##### Data listing

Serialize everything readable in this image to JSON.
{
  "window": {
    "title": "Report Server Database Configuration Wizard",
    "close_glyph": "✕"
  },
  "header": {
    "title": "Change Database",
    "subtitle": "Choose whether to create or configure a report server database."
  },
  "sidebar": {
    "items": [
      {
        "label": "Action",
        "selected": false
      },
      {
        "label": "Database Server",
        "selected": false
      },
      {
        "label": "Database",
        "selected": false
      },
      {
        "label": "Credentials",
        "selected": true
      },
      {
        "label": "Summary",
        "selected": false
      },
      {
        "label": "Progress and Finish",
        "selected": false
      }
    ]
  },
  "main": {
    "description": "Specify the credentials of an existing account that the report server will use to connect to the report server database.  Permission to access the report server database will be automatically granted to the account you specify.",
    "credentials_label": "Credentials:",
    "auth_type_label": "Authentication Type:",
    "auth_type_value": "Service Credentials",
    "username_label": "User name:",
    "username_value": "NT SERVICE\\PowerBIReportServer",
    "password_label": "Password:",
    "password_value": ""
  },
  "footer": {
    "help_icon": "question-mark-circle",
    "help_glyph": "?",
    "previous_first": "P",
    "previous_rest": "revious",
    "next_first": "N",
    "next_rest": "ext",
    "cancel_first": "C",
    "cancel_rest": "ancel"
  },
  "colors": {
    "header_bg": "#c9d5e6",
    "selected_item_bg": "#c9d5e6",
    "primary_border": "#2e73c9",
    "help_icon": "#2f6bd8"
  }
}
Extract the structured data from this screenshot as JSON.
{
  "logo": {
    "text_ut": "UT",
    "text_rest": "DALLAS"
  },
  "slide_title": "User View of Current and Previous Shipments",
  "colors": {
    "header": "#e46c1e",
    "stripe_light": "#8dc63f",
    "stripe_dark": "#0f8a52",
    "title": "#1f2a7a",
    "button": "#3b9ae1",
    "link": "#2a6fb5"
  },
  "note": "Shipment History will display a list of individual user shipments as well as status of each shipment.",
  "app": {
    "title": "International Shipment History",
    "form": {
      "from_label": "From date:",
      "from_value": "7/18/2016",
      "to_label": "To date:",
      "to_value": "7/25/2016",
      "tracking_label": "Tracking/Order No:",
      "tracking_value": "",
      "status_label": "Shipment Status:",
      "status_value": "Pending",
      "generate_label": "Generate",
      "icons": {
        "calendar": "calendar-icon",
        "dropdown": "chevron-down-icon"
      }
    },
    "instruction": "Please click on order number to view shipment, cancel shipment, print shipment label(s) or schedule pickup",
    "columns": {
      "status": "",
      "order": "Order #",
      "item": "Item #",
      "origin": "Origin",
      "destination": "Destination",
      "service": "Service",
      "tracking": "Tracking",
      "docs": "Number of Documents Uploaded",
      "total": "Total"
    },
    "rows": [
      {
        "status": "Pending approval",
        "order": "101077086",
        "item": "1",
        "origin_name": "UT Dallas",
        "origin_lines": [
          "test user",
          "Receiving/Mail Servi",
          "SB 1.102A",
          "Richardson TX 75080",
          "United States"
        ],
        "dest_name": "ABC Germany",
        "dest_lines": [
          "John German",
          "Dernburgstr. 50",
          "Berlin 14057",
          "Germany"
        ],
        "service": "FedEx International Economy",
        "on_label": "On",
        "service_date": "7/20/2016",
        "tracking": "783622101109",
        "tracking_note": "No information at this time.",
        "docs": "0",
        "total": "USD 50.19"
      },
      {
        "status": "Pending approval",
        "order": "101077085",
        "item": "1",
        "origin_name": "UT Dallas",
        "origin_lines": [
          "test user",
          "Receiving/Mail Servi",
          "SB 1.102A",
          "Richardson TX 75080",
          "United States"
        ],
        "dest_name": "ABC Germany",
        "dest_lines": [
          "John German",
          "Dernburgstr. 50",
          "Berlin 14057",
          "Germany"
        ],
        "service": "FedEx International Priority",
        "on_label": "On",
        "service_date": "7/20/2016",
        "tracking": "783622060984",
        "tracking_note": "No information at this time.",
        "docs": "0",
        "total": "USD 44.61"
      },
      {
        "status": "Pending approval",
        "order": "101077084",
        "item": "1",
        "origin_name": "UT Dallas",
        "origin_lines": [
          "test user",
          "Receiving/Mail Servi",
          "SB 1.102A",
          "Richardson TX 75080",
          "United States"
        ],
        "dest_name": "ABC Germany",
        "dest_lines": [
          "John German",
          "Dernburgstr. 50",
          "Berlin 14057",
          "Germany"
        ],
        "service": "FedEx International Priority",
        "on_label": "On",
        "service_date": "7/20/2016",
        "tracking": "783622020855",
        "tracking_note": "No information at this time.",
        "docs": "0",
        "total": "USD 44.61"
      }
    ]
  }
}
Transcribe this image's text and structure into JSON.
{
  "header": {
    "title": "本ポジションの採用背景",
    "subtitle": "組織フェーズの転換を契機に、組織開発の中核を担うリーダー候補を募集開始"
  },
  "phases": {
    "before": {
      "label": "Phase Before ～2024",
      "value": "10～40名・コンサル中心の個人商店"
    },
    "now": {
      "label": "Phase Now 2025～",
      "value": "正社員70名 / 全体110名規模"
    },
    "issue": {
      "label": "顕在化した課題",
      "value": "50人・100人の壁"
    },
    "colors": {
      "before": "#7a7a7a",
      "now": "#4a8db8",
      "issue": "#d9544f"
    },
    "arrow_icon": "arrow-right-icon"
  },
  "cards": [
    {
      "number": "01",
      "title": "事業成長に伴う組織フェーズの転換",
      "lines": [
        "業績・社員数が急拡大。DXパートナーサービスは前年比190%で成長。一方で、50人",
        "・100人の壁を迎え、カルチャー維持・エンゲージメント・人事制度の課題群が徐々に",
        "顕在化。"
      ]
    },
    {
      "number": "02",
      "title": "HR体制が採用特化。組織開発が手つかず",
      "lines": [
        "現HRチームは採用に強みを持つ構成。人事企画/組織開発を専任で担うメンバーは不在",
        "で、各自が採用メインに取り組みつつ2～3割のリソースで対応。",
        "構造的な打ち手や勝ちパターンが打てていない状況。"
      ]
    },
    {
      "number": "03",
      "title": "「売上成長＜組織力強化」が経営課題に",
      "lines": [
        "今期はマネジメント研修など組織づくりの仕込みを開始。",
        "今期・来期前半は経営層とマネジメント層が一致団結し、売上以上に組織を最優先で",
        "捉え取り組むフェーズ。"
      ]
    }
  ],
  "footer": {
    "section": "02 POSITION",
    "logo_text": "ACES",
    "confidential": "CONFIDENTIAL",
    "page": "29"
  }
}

##########

Brief: Word for word, write out the data.

Task result:
Serialize everything readable in this image to JSON.
{
  "window": {
    "title": "Report Server Database Configuration Wizard",
    "close_glyph": "✕"
  },
  "header": {
    "title": "Change Database",
    "subtitle": "Choose whether to create or configure a report server database."
  },
  "sidebar": {
    "items": [
      {
        "label": "Action",
        "selected": false
      },
      {
        "label": "Database Server",
        "selected": false
      },
      {
        "label": "Database",
        "selected": false
      },
      {
        "label": "Credentials",
        "selected": true
      },
      {
        "label": "Summary",
        "selected": false
      },
      {
        "label": "Progress and Finish",
        "selected": false
      }
    ]
  },
  "main": {
    "description": "Specify the credentials of an existing account that the report server will use to connect to the report server database.  Permission to access the report server database will be automatically granted to the account you specify.",
    "credentials_label": "Credentials:",
    "auth_type_label": "Authentication Type:",
    "auth_type_value": "Service Credentials",
    "username_label": "User name:",
    "username_value": "NT SERVICE\\PowerBIReportServer",
    "password_label": "Password:",
    "password_value": ""
  },
  "footer": {
    "help_icon": "question-mark-circle",
    "help_glyph": "?",
    "previous_first": "P",
    "previous_rest": "revious",
    "next_first": "N",
    "next_rest": "ext",
    "cancel_first": "C",
    "cancel_rest": "ancel"
  },
  "colors": {
    "header_bg": "#c9d5e6",
    "selected_item_bg": "#c9d5e6",
    "primary_border": "#2e73c9",
    "help_icon": "#2f6bd8"
  }
}
Extract the structured data from this screenshot as JSON.
{
  "logo": {
    "text_ut": "UT",
    "text_rest": "DALLAS"
  },
  "slide_title": "User View of Current and Previous Shipments",
  "colors": {
    "header": "#e46c1e",
    "stripe_light": "#8dc63f",
    "stripe_dark": "#0f8a52",
    "title": "#1f2a7a",
    "button": "#3b9ae1",
    "link": "#2a6fb5"
  },
  "note": "Shipment History will display a list of individual user shipments as well as status of each shipment.",
  "app": {
    "title": "International Shipment History",
    "form": {
      "from_label": "From date:",
      "from_value": "7/18/2016",
      "to_label": "To date:",
      "to_value": "7/25/2016",
      "tracking_label": "Tracking/Order No:",
      "tracking_value": "",
      "status_label": "Shipment Status:",
      "status_value": "Pending",
      "generate_label": "Generate",
      "icons": {
        "calendar": "calendar-icon",
        "dropdown": "chevron-down-icon"
      }
    },
    "instruction": "Please click on order number to view shipment, cancel shipment, print shipment label(s) or schedule pickup",
    "columns": {
      "status": "",
      "order": "Order #",
      "item": "Item #",
      "origin": "Origin",
      "destination": "Destination",
      "service": "Service",
      "tracking": "Tracking",
      "docs": "Number of Documents Uploaded",
      "total": "Total"
    },
    "rows": [
      {
        "status": "Pending approval",
        "order": "101077086",
        "item": "1",
        "origin_name": "UT Dallas",
        "origin_lines": [
          "test user",
          "Receiving/Mail Servi",
          "SB 1.102A",
          "Richardson TX 75080",
          "United States"
        ],
        "dest_name": "ABC Germany",
        "dest_lines": [
          "John German",
          "Dernburgstr. 50",
          "Berlin 14057",
          "Germany"
        ],
        "service": "FedEx International Economy",
        "on_label": "On",
        "service_date": "7/20/2016",
        "tracking": "783622101109",
        "tracking_note": "No information at this time.",
        "docs": "0",
        "total": "USD 50.19"
      },
      {
        "status": "Pending approval",
        "order": "101077085",
        "item": "1",
        "origin_name": "UT Dallas",
        "origin_lines": [
          "test user",
          "Receiving/Mail Servi",
          "SB 1.102A",
          "Richardson TX 75080",
          "United States"
        ],
        "dest_name": "ABC Germany",
        "dest_lines": [
          "John German",
          "Dernburgstr. 50",
          "Berlin 14057",
          "Germany"
        ],
        "service": "FedEx International Priority",
        "on_label": "On",
        "service_date": "7/20/2016",
        "tracking": "783622060984",
        "tracking_note": "No information at this time.",
        "docs": "0",
        "total": "USD 44.61"
      },
      {
        "status": "Pending approval",
        "order": "101077084",
        "item": "1",
        "origin_name": "UT Dallas",
        "origin_lines": [
          "test user",
          "Receiving/Mail Servi",
          "SB 1.102A",
          "Richardson TX 75080",
          "United States"
        ],
        "dest_name": "ABC Germany",
        "dest_lines": [
          "John German",
          "Dernburgstr. 50",
          "Berlin 14057",
          "Germany"
        ],
        "service": "FedEx International Priority",
        "on_label": "On",
        "service_date": "7/20/2016",
        "tracking": "783622020855",
        "tracking_note": "No information at this time.",
        "docs": "0",
        "total": "USD 44.61"
      }
    ]
  }
}
Transcribe this image's text and structure into JSON.
{
  "header": {
    "title": "本ポジションの採用背景",
    "subtitle": "組織フェーズの転換を契機に、組織開発の中核を担うリーダー候補を募集開始"
  },
  "phases": {
    "before": {
      "label": "Phase Before ～2024",
      "value": "10～40名・コンサル中心の個人商店"
    },
    "now": {
      "label": "Phase Now 2025～",
      "value": "正社員70名 / 全体110名規模"
    },
    "issue": {
      "label": "顕在化した課題",
      "value": "50人・100人の壁"
    },
    "colors": {
      "before": "#7a7a7a",
      "now": "#4a8db8",
      "issue": "#d9544f"
    },
    "arrow_icon": "arrow-right-icon"
  },
  "cards": [
    {
      "number": "01",
      "title": "事業成長に伴う組織フェーズの転換",
      "lines": [
        "業績・社員数が急拡大。DXパートナーサービスは前年比190%で成長。一方で、50人",
        "・100人の壁を迎え、カルチャー維持・エンゲージメント・人事制度の課題群が徐々に",
        "顕在化。"
      ]
    },
    {
      "number": "02",
      "title": "HR体制が採用特化。組織開発が手つかず",
      "lines": [
        "現HRチームは採用に強みを持つ構成。人事企画/組織開発を専任で担うメンバーは不在",
        "で、各自が採用メインに取り組みつつ2～3割のリソースで対応。",
        "構造的な打ち手や勝ちパターンが打てていない状況。"
      ]
    },
    {
      "number": "03",
      "title": "「売上成長＜組織力強化」が経営課題に",
      "lines": [
        "今期はマネジメント研修など組織づくりの仕込みを開始。",
        "今期・来期前半は経営層とマネジメント層が一致団結し、売上以上に組織を最優先で",
        "捉え取り組むフェーズ。"
      ]
    }
  ],
  "footer": {
    "section": "02 POSITION",
    "logo_text": "ACES",
    "confidential": "CONFIDENTIAL",
    "page": "29"
  }
}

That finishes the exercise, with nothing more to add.